Goal 1 >> From the Merg-E spec post, repeat word for word the part that opens with the words containing "- part 18: Literal" and closes with "full numeric type-system.".
Goal 2 >> According to the Merg-E spec post, how does everything run once the actorcito is decoupled from the enclosing execution scope?

Document passage >>

This is part fifteen in a series on the 0.3 version of the language spec for the Merg-E Domain Specific Language for the InnuenDo Web 3.0 stack. I'll add more parts to the below list as the spec progresses:
- part 1 : coding style, files, merging, scoping, name resolution and synchronisation
- part 2 : reverse markdown for documentation
- part 3 : Actors and pools.
- part 4 : Semantic locks, blockers, continuation points and hazardous blockers
- part 5 : Semantic lexing, DAGs, prune / ent and alias.
- part 6 : DAGs and DataFrames as only data structures, and inline lambdas for pure compute.
- part 7 : Freezing
- part 8 : Attenuation, decomposition, and membranes
- part 9 : Sensitive data in immutables and future vault support.
- part 10 : Scalars and High Fidelity JSON
- part 11 : Operators, expressions and precedence.
- part 12 : Robust integers and integer bitwidth generic programming
- part 13 : The Merg-E ownership model, capture rules, and the --trustmebro compiler flag.
- part 14 : Actorcitos and structural iterators
- part 15 : Explicit actorcitos, non-inline structural iterators, runtimes, and abstract schedular pipeline.
- part 16 : Async functions and resources and the full use of InnuenDo VaultFS
- part 17 : RAM-Points, RAM-points normalization bag, and the quota-membrane.
- part 18: Literal operators & Rational and Complex numbers.
- part 19: Interaction between operators, integer bitwidth generics, and the full numeric type-system.
In this post we look deeper at structural iterators and actorcitos using different concurrency patterns than those provided by inline foreach and inline foreachloop expressions. In addition to that, we are going to be having a preliminary look at parallelism models that future implementations of Merg-E runtimes could implement, and we are going to discuss the why of the the no assumptions about parallelism Merg-E mantra.
Explicit actorcitos
In our previous post we showed how we could define special fingerprint functions, referred to as actorcitos, that we could then combine with an iterateable data structure like a string, a dataframe or a DAG to combine into a structural iterator. Because we used these actorcitos in an inline fashion, the runtime would make everything run synchronously, and would provide the patterns of interaction that would combine results or the single final result, into a semantic return value. But if we want the actorcito to run asynchronically and optionally in parallel, we need to do part of the plumbing ourselves.
If we started with:
inert string mixedcase = "Mixed-case String that We are going to iterate over.";
iterator mc_iter = iteratify mixedcase uppercase;
inert string upper = inline foreach mc_iter;
The singular asynchronous version of this will look something like this:
inert string mixedcase = "Mixed-case String that We are going to iterate over.";
borrowed mutable string upper = "";
function myreturn( rval string )::{
upper;
}{
upper = rval;
};
actorcito ac_myfunc = actorcitobind uppercase myreturn;
iterator mc_iter = iteratify mixedcase ac_myfunc;
blocker alldone;
alldone += foreach mc_iter;
await.all alldone;
It's a lot more boilerplate, but we just decoupled the actorcito from the enclosing execution scope. Everything will run asynchronously but in sequence, processed by a single actorcito running on one of the primitives of execution (more on that later).

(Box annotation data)
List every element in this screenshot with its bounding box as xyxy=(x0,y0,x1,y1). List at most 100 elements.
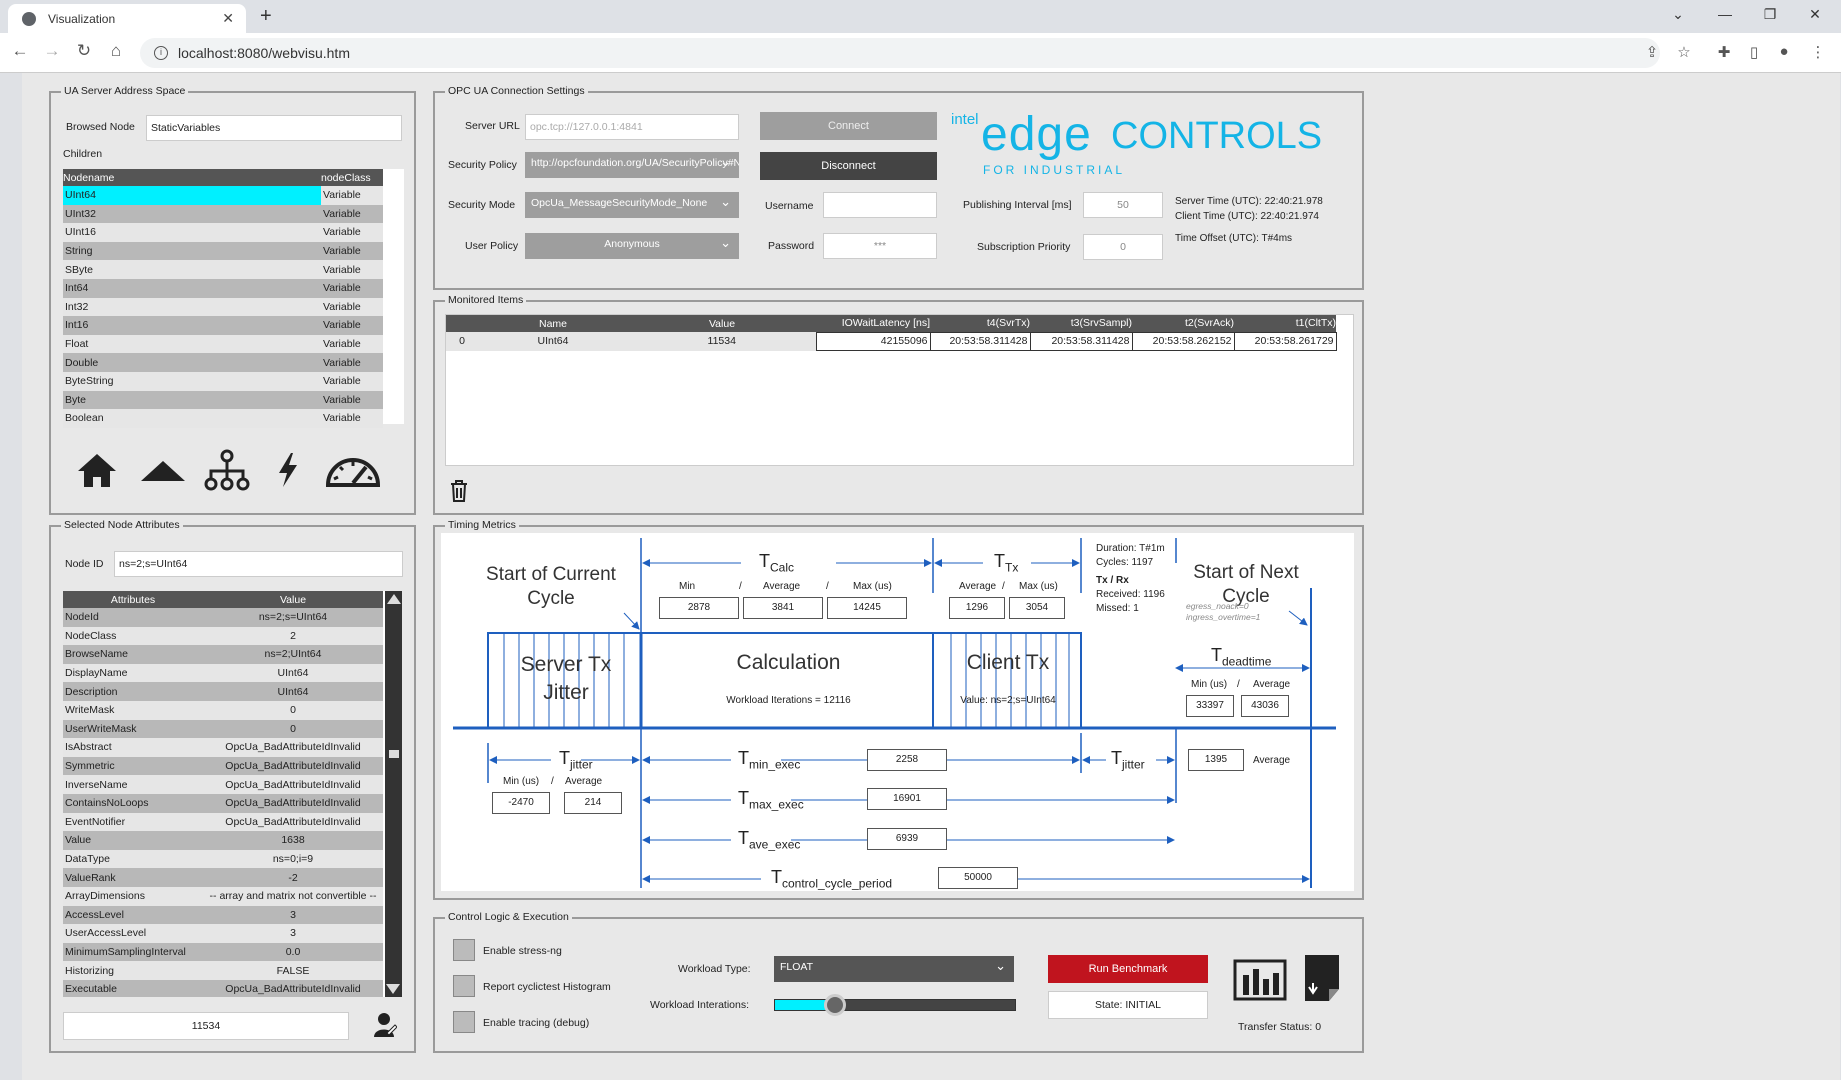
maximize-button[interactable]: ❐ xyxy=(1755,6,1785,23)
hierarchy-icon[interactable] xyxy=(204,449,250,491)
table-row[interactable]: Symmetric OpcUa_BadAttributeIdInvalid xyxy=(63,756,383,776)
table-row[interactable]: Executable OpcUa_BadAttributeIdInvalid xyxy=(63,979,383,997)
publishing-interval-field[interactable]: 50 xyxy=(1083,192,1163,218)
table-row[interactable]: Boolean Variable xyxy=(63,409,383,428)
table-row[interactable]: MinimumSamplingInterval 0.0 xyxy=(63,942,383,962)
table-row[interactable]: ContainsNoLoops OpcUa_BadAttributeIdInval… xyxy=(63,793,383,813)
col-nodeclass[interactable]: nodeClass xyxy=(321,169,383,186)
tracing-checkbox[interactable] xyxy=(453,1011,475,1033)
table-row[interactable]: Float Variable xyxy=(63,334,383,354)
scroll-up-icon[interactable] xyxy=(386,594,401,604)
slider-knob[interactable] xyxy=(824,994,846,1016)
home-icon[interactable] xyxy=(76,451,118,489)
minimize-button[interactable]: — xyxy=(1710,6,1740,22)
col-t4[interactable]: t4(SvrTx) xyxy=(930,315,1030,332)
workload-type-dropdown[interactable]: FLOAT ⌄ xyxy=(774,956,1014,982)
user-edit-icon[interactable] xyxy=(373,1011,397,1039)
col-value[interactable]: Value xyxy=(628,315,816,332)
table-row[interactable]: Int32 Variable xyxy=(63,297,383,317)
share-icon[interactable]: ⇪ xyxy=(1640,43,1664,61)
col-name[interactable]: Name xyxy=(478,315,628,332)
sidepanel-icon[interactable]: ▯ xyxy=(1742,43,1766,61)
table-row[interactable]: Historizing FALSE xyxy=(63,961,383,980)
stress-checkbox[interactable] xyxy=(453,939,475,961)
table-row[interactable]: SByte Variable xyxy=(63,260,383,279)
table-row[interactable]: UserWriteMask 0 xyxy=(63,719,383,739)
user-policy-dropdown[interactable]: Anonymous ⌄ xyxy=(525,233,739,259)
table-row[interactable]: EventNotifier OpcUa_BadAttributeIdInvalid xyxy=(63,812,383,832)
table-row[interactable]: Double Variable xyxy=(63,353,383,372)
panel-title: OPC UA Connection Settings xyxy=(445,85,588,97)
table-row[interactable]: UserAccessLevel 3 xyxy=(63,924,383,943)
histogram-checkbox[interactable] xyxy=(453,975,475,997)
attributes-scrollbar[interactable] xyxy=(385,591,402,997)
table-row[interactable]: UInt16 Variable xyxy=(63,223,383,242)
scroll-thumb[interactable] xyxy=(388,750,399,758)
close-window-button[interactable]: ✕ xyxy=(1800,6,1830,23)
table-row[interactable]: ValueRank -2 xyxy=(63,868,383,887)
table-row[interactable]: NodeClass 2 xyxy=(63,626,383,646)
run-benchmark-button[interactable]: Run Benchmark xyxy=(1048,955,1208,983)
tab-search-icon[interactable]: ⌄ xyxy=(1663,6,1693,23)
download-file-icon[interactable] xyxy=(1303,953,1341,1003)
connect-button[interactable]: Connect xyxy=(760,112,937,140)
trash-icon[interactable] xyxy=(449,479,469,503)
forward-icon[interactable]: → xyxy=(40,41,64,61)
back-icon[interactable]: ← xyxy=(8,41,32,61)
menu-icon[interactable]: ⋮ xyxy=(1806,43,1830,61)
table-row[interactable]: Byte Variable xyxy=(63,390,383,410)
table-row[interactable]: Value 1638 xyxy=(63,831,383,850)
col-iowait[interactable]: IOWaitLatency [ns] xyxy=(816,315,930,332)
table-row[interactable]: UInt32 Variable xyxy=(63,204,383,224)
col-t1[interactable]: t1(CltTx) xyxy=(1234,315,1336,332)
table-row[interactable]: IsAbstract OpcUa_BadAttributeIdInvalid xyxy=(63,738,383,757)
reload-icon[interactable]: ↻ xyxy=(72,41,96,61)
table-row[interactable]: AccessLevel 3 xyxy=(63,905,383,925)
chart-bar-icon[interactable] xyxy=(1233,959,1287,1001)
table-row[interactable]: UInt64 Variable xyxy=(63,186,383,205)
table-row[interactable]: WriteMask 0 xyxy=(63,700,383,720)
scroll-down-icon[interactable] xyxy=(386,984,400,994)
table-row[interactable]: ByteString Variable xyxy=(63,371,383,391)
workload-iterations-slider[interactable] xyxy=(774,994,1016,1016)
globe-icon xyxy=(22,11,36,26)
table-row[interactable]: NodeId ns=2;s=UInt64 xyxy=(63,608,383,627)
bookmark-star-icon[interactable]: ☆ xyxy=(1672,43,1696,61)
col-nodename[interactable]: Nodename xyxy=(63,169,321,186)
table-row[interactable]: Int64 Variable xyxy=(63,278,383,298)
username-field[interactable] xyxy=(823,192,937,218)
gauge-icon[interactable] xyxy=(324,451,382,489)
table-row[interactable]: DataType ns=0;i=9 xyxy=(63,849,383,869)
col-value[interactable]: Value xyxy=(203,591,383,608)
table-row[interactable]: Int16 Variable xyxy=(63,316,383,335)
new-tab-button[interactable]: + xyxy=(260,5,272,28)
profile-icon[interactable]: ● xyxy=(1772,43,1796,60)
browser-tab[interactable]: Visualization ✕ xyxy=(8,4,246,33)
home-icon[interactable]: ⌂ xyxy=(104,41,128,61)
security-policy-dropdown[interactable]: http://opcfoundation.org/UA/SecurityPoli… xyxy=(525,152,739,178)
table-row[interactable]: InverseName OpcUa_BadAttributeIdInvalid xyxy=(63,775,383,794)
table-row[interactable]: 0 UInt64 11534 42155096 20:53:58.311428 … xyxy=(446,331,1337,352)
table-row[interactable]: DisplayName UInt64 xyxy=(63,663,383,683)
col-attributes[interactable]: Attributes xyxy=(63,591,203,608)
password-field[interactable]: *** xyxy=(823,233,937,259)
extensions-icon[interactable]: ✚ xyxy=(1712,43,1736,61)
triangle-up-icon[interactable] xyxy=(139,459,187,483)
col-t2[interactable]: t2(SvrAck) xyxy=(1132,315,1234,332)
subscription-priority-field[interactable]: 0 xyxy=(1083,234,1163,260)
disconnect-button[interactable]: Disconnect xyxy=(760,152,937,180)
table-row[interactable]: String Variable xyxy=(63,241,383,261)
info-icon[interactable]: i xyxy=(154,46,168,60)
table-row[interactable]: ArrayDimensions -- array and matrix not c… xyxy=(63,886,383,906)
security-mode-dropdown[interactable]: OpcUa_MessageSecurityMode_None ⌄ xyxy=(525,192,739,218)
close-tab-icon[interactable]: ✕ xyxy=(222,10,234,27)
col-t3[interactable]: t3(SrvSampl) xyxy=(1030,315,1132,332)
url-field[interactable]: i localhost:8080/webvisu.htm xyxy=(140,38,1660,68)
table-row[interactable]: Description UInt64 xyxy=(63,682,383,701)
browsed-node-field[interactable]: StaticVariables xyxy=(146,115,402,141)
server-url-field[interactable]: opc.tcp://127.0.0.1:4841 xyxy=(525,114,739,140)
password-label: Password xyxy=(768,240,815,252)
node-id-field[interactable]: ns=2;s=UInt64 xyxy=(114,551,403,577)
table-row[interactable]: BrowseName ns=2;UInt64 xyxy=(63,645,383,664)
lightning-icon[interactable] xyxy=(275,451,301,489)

Final result 1 >>
- part 18: Literal operators & Rational and Complex numbers.
- part 19: Interaction between operators, integer bitwidth generics, and the full numeric type-system.

Final result 2 >> Everything runs asynchronously but in sequence, processed by a single actorcito running on one of the primitives of execution.